Begin Excerpt provided
# Brown Algae questions



## klibs (May 1, 2014)

Way too much light, not enough plants

Even with CO2 those plants will not be able to subdue algae with 2x T5HO sitting on the tank

CO2 will help a little bit but it does not look like your plants are demanding at all and you don't have very many of them anyways


----------



## harley (Jul 24, 2015)

klibs said:


> Way too much light, not enough plants
> 
> Even with CO2 those plants will not be able to subdue algae with 2x T5HO sitting on the tank
> 
> CO2 will help a little bit but it does not look like your plants are demanding at all and you don't have very many of them anyways


Oh, geez I thought I had not enough light. I didn't want to overcrowd with plants either, so I should definitely add more? Should that fix it?


----------



## WaterLife (Jul 1, 2015)

I have very limited knowledge in plants, but maybe you could remove one T5HO bulb and just use one for now.
How long do you keep the lights on? Maybe cut back on duration.
Get some algae cleaner fish to help battle the algae.

Like I said, limited knowledge, so hopefully others can chime in.


----------



## harley (Jul 24, 2015)

WaterLife said:


> I have very limited knowledge in plants, but maybe you could remove one T5HO bulb and just use one for now.
> How long do you keep the lights on? Maybe cut back on duration.
> Get some algae cleaner fish to help battle the algae.
> 
> Like I said, limited knowledge, so hopefully others can chime in.


Thanks for responding. I just added four oto's the other day, I waited to add them since it was a new tank. The lights are on from 8 to 10 hours, is that too long?


----------



## FatherLandDescendant (Jul 24, 2014)
End Excerpt provided
Begin Stored data
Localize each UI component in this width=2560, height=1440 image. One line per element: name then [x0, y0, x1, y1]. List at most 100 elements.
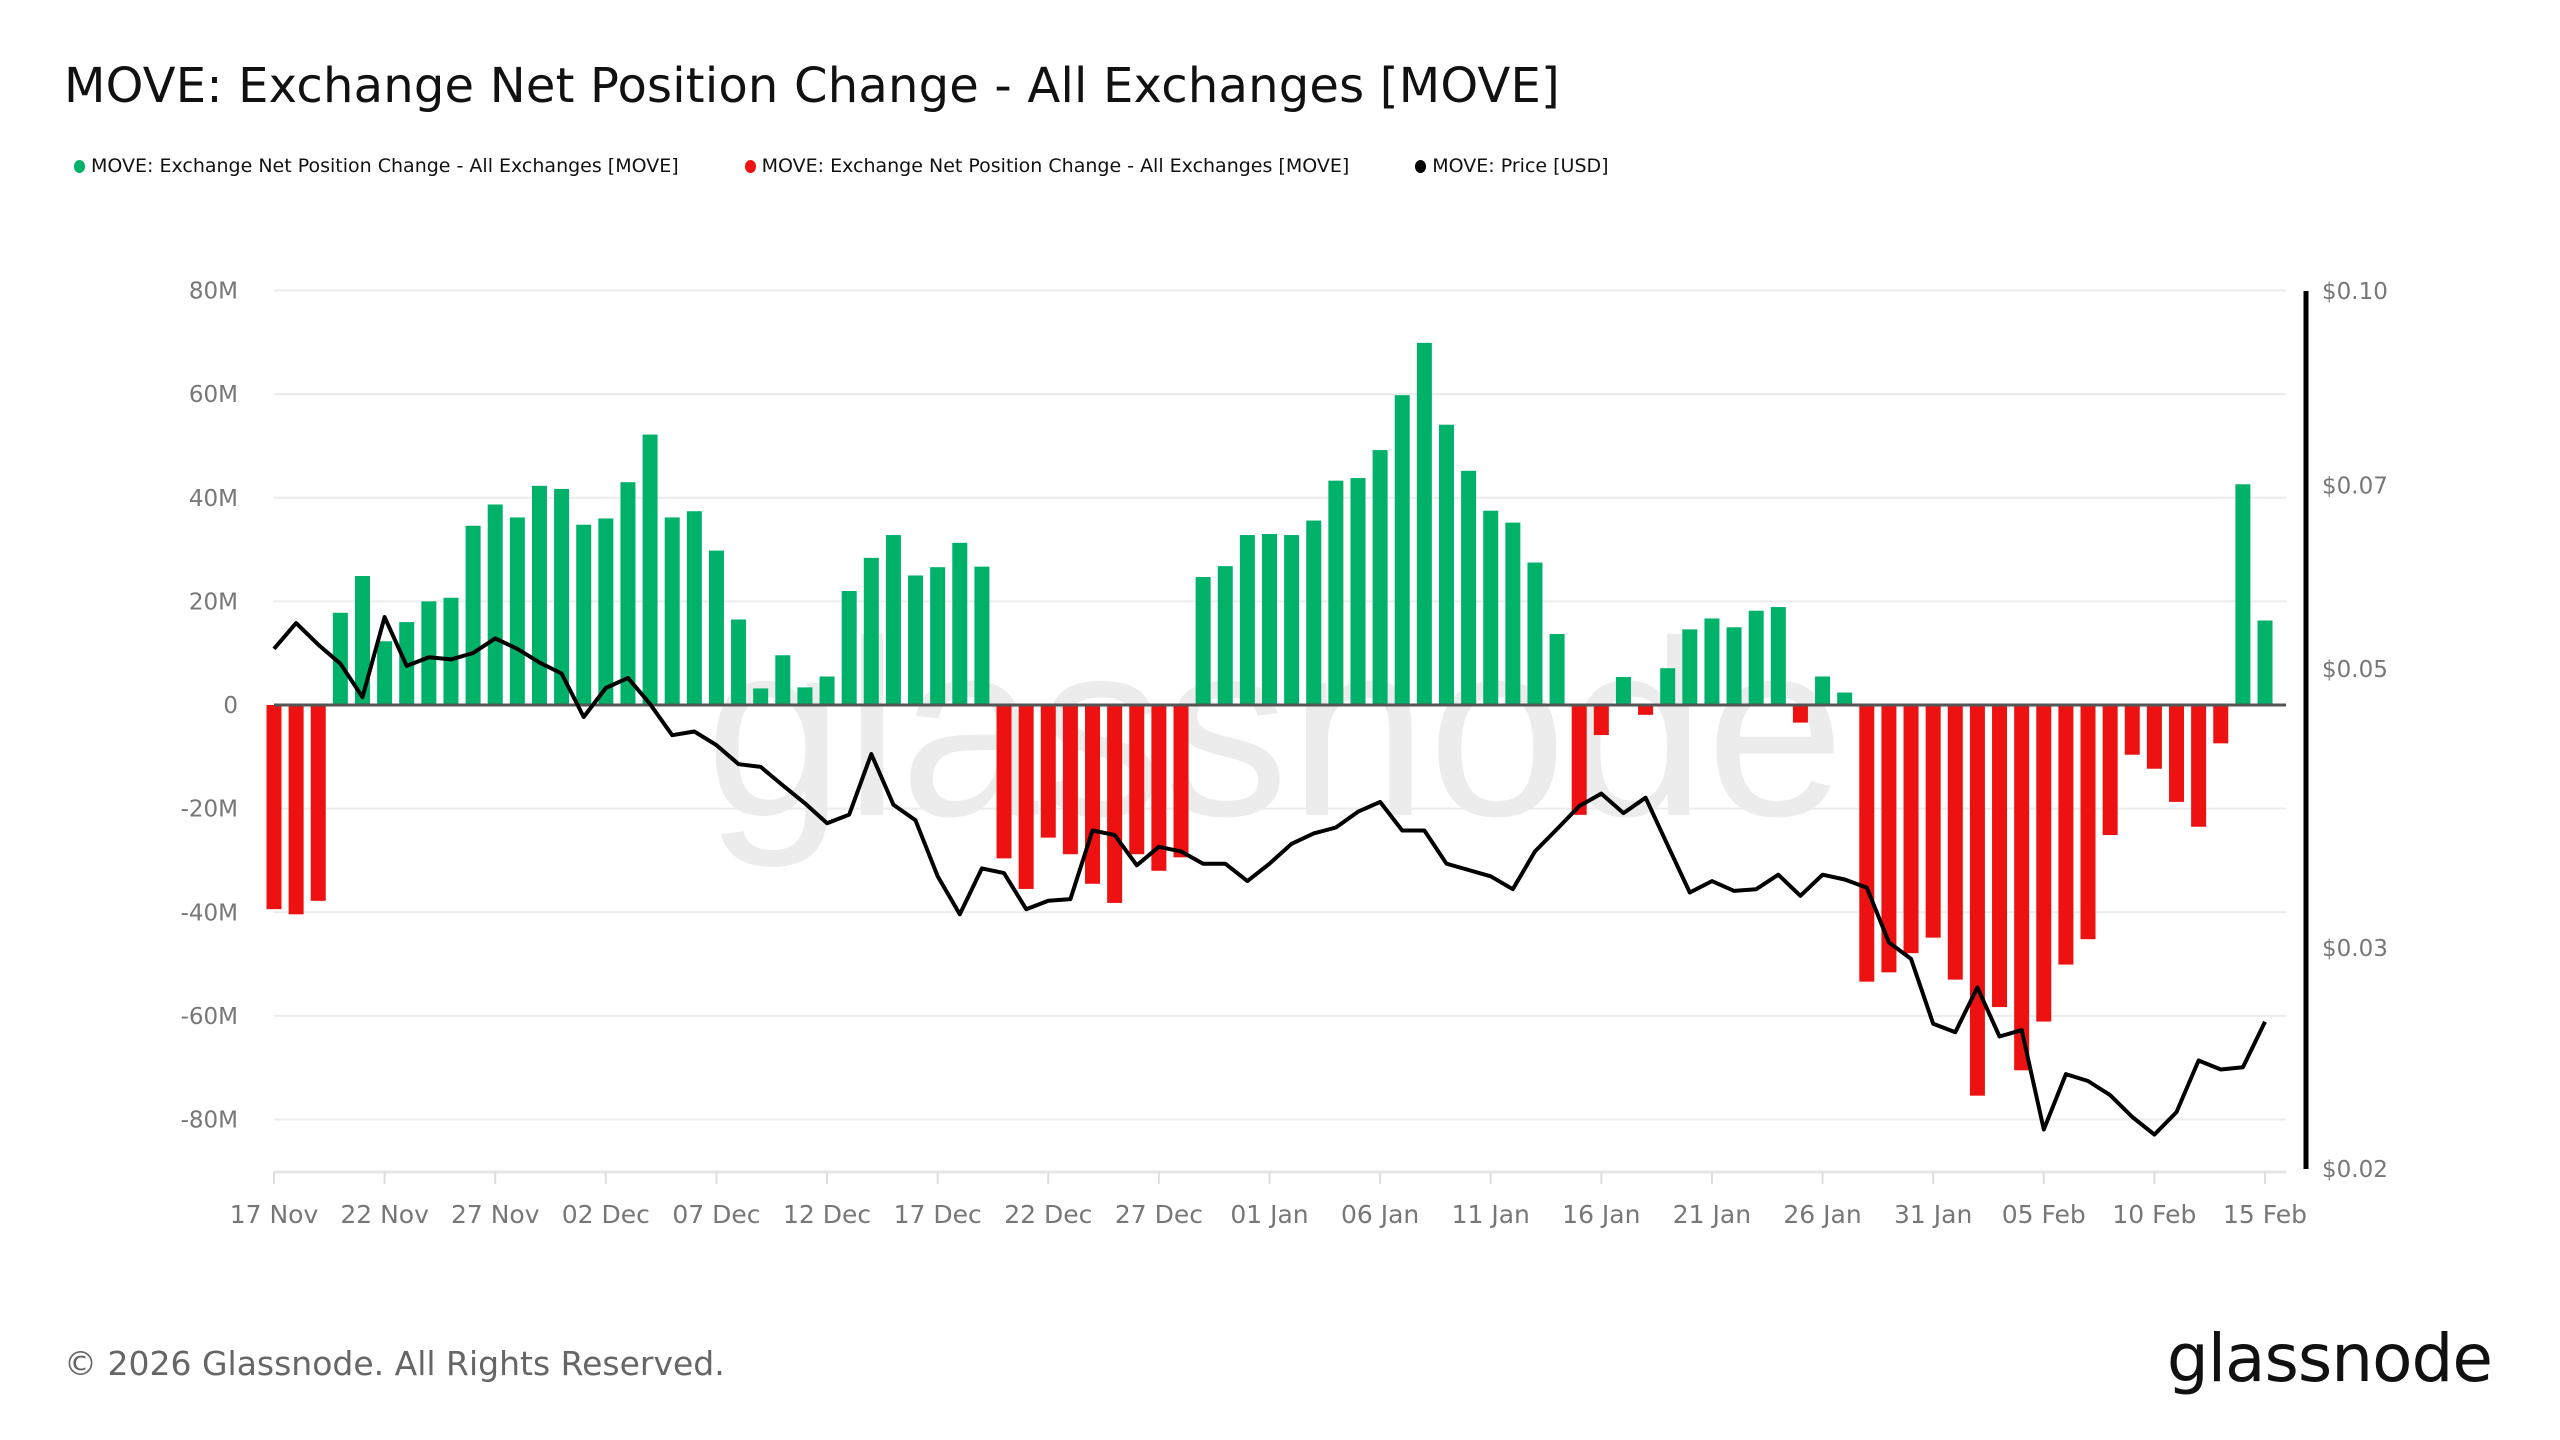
End Stored data
#### [Written request A]
Translate this sentence from the brown algae thread into Spanish: "Get some algae cleaner fish to help battle the algae."
#### [Written request B]
Continue the brown algae thread from the point where it stops.

#### [Exercise result A]
Consigue algunos peces limpiadores de algas para ayudar a combatir las algas.

#### [Exercise result B]
Plant growth won't out compete Diatoms, once they start they have to run their course, eventually they resolve themselves. Here's a thread I wrote up on them, there are some suggestions at the end for dealing with them.

http://www.plantedtank.net/forums/showthread.php?t=723809


----------



## Maryland Guppy (Dec 6, 2014)

klibs said:


> Way too much light, not enough plants


I would have to vote this way too.
3x or 4x the plants and maybe the lights are good.

Light will always be the determining factor in a planted tank.
How long is the photoperiod? Shorten or dim in some manner.

Sorry seen 8-10 for photoperiod, maybe try 7 hours.

I run 6.5 hours on a 40 gallon long with medium lighting.
This includes ramp up and down time.
Diatom algae was gone for me in 4 months after starting.


----------



## klibs (May 1, 2014)

Yeah I can't really tell what algae you're facing but whatever is on the plant in the first pic looks like BBA or something. Not diatoms. Diatoms will definitely run their course within a few months like MG said above.



laeanee said:


> Oh, geez I thought I had not enough light. I didn't want to overcrowd with plants either, so I should definitely add more? Should that fix it?


This is the opposite of how you should plan your tank. More plants make everything easier. Heavily planted tank with moderate - high lighting is the ideal situation. Anything above moderate lighting without a lot of plants will for sure run into algae issues.

2x T5HO is genuinely a good amount of light on most tanks. Depends on the fixture but it is definitely quite a bit of light.


----------



## Oso Polar (Apr 22, 2015)

Hmm, I don't think 2x*24W* is that much light. These are probably just these short bulbs: http://www.aquatraders.com/Odyssea-24W-Compact-Fluorescent-Bulb-p/61209l.htm


----------



## klibs (May 1, 2014)

OP said they were T5HO...


----------



## Oso Polar (Apr 22, 2015)

Standard linear T5 HO bulb for 36" fixture (I assume tank is 40B) has ~ 34" length and 39W, not 24W. Regular 24W T5 HO bulb tube is 22" - for 24" fixtures. Something doesn't add up...


----------



## harley (Jul 24, 2015)

*More info*



Oso Polar said:


> Standard linear T5 HO bulb for 36" fixture (I assume tank is 40B) has ~ 34" length and 39W, not 24W. Regular 24W T5 HO bulb tube is 22" - for 24" fixtures. Something doesn't add up...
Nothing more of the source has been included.